• [Supplied text]:
....................
Thanks so much. It's version 1.5.6.5. I compiled it 3 months ago. For

By git standards, that version is ancient. You may want to try with a
more recent version of git (at the very least, multithreaded delta
compression has been enabled by default since then).

I just compiled the latest git. It got worse!!

$  git --version
git version 1.5.6.5
$ time git gc --aggressive
Counting objects: 2086, done.
Compressing objects: 100% (2054/2054), done.
Writing objects: 100% (2086/2086), done.
Total 2086 (delta 676), reused 0 (delta 0)

real    4m28.573s
user    3m38.650s
sys     0m5.156s
$  git --version
git version 1.7.1
$ time git gc --aggressive
Counting objects: 2086, done.
Compressing objects: 100% (2054/2054), done.
Writing objects: 100% (2086/2086), done.
Total 2086 (delta 676), reused 0 (delta 0)

real    6m16.406s
user    5m28.665s
sys     0m6.196s
$ du -hs .git
203M	.git



I packed the bare repo, then ran `gc --aggressive`.

Note that "gc --aggressive" will repack from scratch, throwing away the
previous pack.

Then I did a `git pull`, which took 35 minutes.

That sounds like a long time. What was taking so long? Was delta
compression pegging the CPU? Was it limited during the "Writing objects"
....................
• [Listing]:
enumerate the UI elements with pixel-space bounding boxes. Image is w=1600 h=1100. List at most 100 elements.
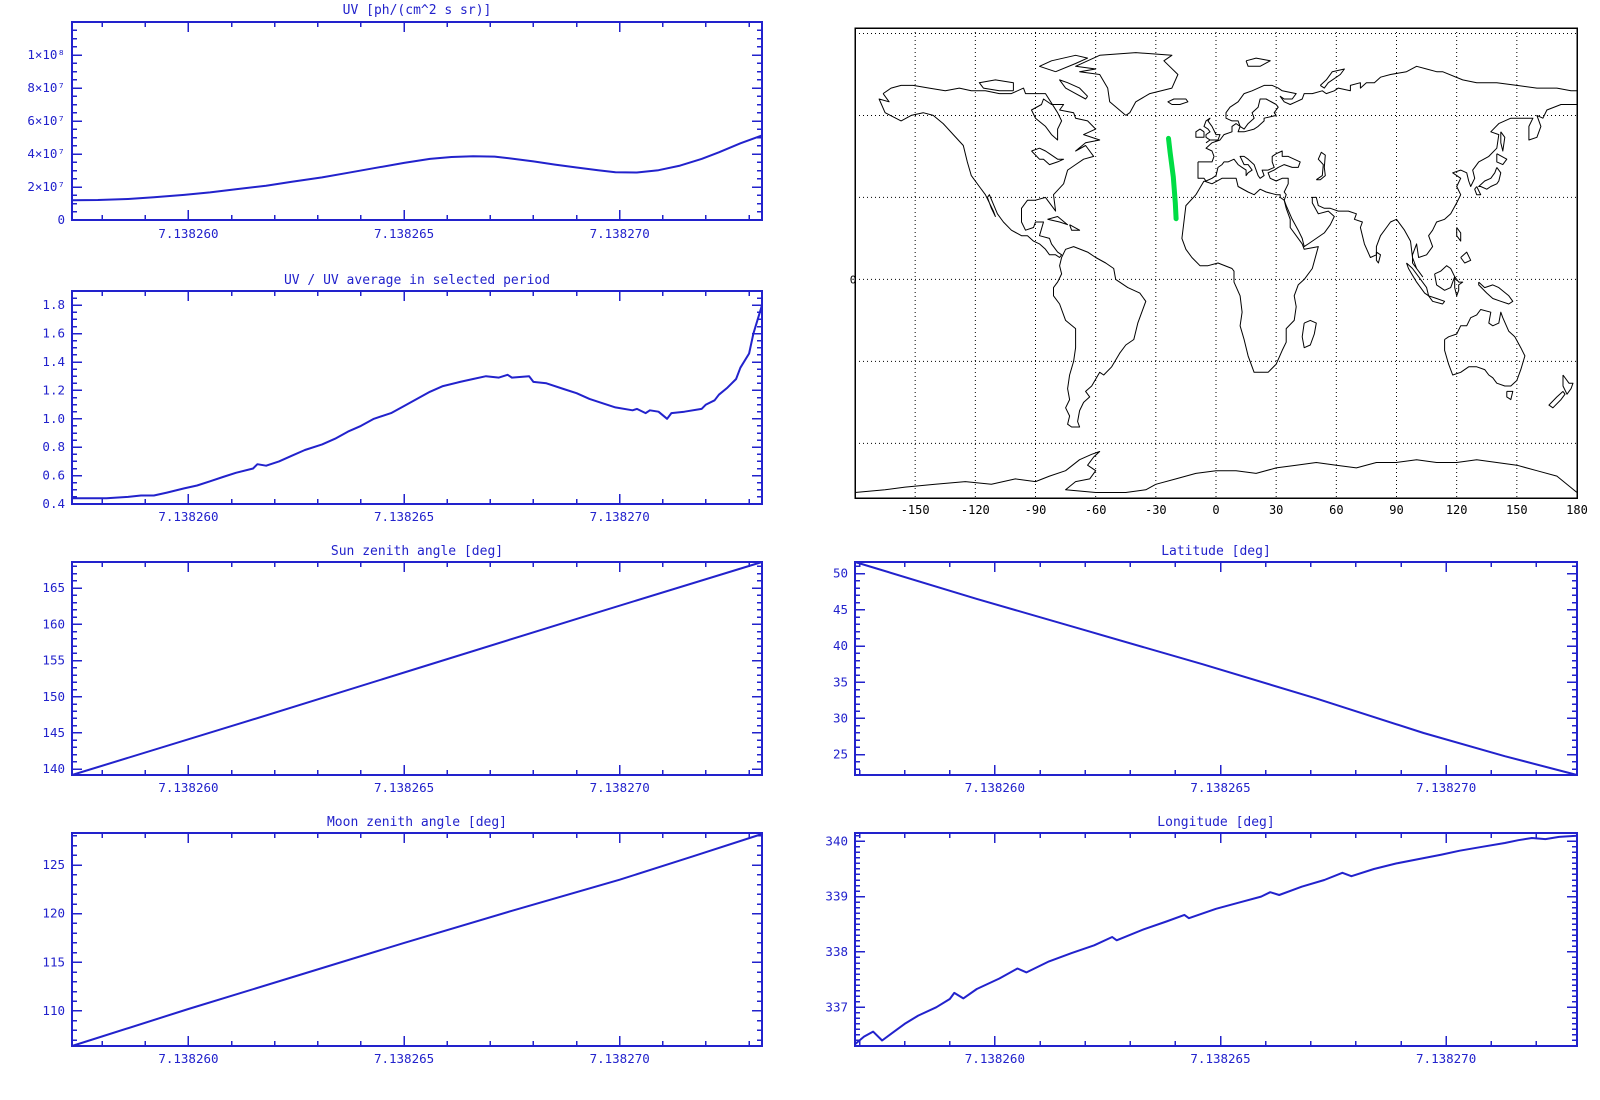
plot-uv: UV [ph/(cm^2 s sr)] 7.138260 7.138265 7.138… [27, 3, 763, 241]
plot-frame [854, 832, 1578, 1047]
coastline [1167, 98, 1189, 105]
y-tick-label: 150 [42, 689, 65, 704]
x-axis: 7.138260 7.138265 7.138270 [101, 291, 750, 524]
map-lon-label: 120 [1446, 503, 1468, 517]
y-tick-label: 0 [57, 212, 65, 227]
uv_ratio-series-line [72, 304, 763, 500]
map-lon-label: 150 [1506, 503, 1528, 517]
uv-series-line [71, 134, 763, 202]
coastline [1316, 151, 1326, 181]
y-tick-label: 40 [833, 638, 848, 653]
x-tick-label: 7.138260 [965, 780, 1025, 795]
coastline [1478, 281, 1514, 305]
sun_zenith-series-line [71, 561, 763, 776]
x-tick-label: 7.138270 [590, 226, 650, 241]
y-tick-label: 110 [42, 1003, 65, 1018]
coastline [1197, 104, 1577, 278]
y-tick-label: 337 [825, 999, 848, 1014]
coastline [1181, 177, 1319, 373]
coastline [1375, 251, 1381, 264]
coastline [1031, 147, 1065, 166]
x-axis: 7.138260 7.138265 7.138270 [858, 833, 1538, 1066]
x-tick-label: 7.138265 [374, 509, 434, 524]
map-lat-label-0: 0 [850, 273, 857, 286]
ground-track [1166, 135, 1179, 222]
coastline [1069, 224, 1081, 231]
x-tick-label: 7.138260 [158, 1051, 218, 1066]
y-tick-label: 165 [42, 580, 65, 595]
x-tick-label: 7.138270 [590, 509, 650, 524]
x-tick-label: 7.138265 [374, 226, 434, 241]
y-tick-label: 0.8 [42, 439, 65, 454]
map-lon-label: -150 [901, 503, 930, 517]
x-tick-label: 7.138265 [1190, 780, 1250, 795]
y-tick-label: 120 [42, 906, 65, 921]
map-lon-label: 90 [1389, 503, 1403, 517]
x-tick-label: 7.138265 [374, 780, 434, 795]
plot-latitude: Latitude [deg] 7.138260 7.138265 7.138270 25… [833, 544, 1578, 795]
plot-title: Latitude [deg] [1161, 544, 1271, 559]
coastline [1456, 227, 1462, 242]
plot-title: Sun zenith angle [deg] [331, 544, 503, 559]
map-lon-label: 30 [1269, 503, 1283, 517]
x-axis: 7.138260 7.138265 7.138270 [101, 833, 750, 1066]
y-tick-label: 115 [42, 954, 65, 969]
coastline [1319, 68, 1345, 89]
x-tick-label: 7.138260 [965, 1051, 1025, 1066]
latitude-series-line [854, 561, 1578, 776]
y-tick-label: 160 [42, 616, 65, 631]
x-tick-label: 7.138265 [1190, 1051, 1250, 1066]
coastline [1454, 276, 1464, 297]
y-tick-label: 2×10⁷ [27, 179, 65, 194]
y-axis: 110 115 120 125 [42, 835, 762, 1041]
y-tick-label: 50 [833, 566, 848, 581]
y-tick-label: 6×10⁷ [27, 113, 65, 128]
coastline [1478, 167, 1502, 190]
y-axis: 337 338 339 340 [825, 833, 1577, 1047]
plot-sun_zenith: Sun zenith angle [deg]7.138260 7.138265 7.… [42, 544, 763, 795]
y-axis: 0 2×10⁷ 4×10⁷ 6×10⁷ 8×10⁷ 1×10⁸ [27, 21, 762, 227]
map-lon-label: -120 [961, 503, 990, 517]
plot-frame [71, 832, 763, 1047]
coastline [1474, 186, 1482, 196]
coastline [1047, 216, 1069, 226]
plot-title: Longitude [deg] [1157, 815, 1274, 830]
coastline [1059, 79, 1089, 100]
x-tick-label: 7.138270 [1416, 1051, 1476, 1066]
y-tick-label: 35 [833, 674, 848, 689]
y-tick-label: 0.4 [42, 496, 65, 511]
coastline [1548, 391, 1566, 409]
map-lon-label: 0 [1212, 503, 1219, 517]
y-tick-label: 1.8 [42, 297, 65, 312]
coastline [1301, 319, 1317, 349]
y-tick-label: 145 [42, 725, 65, 740]
world-map: -150 -120 -90 -60 -30 0 30 60 90 120 150 180 0 [850, 27, 1588, 517]
y-tick-label: 125 [42, 857, 65, 872]
coastline [1444, 309, 1526, 387]
map-lon-labels: -150 -120 -90 -60 -30 0 30 60 90 120 150 180 [901, 503, 1588, 517]
y-tick-label: 339 [825, 889, 848, 904]
y-axis: 0.4 0.6 0.8 1.0 1.2 1.4 1.6 1.8 [42, 290, 762, 511]
coastline [1496, 153, 1508, 166]
coastline [1039, 54, 1089, 73]
y-tick-label: 1.6 [42, 326, 65, 341]
y-tick-label: 1.0 [42, 411, 65, 426]
y-tick-label: 25 [833, 747, 848, 762]
coastline [1562, 374, 1574, 395]
plot-title: UV [ph/(cm^2 s sr)] [343, 3, 492, 18]
y-tick-label: 140 [42, 761, 65, 776]
x-tick-label: 7.138260 [158, 226, 218, 241]
coastline [1506, 390, 1514, 401]
plot-title: Moon zenith angle [deg] [327, 815, 507, 830]
plot-moon_zenith: Moon zenith angle [deg] 7.138260 7.138265 7… [42, 815, 763, 1066]
coastline [1198, 65, 1577, 163]
coastline [1460, 251, 1472, 264]
plot-longitude: Longitude [deg] 7.138260 7.138265 7.138270 3… [825, 815, 1578, 1066]
longitude-series-line [854, 834, 1578, 1046]
coastline [1428, 295, 1446, 305]
coastline [1203, 117, 1221, 144]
....................
• [Problem to solve]: Carry on the mailing-list exchange about slow git repacking from the point where it stops.

• [Task output]:
phase, which is going to be limited by either disk I/O or network speed?

The compressing objects phase. Yes, pegging the CPU and hogging memory.


How big is your packed repo? Given the pattern you describe below, I am
beginning to wonder if it is simply the case that even though a single
checkout of your repo isn't that large, the complete history of your
project may simply be gigantic (e.g., because you are repeatedly writing
new apparently-random versions of each file, so your repository size
will grow quite quickly).

The packed .git dir is 203 MB. Yes, we make frequent changes to these files, and push/pull frequently as well. Just a normal development pattern, though. It's all manually done -- i.e., there's no automated bot doing excessive git operations.


Remember that a git clone transfers the full history (and a pull will
transfer all of the intermediate history). If you have rewritten those
files many times, you may be transferring many times your working
directory size in history.

You can simulate it all by generating a batch of 1-100 MB files from
/dev/urandom (since they won't compress), commit them, then do it
again many times to simulate edits. Every few iterates, push it
somewhere.

I tried this script to make a 100M working directory with a 400M .git
directory:

-- >8 --
#!/bin/sh

rm -rf big-repo
mkdir big-repo&&  cd big-repo&&  git init

mark() {
   echo "`date` $*"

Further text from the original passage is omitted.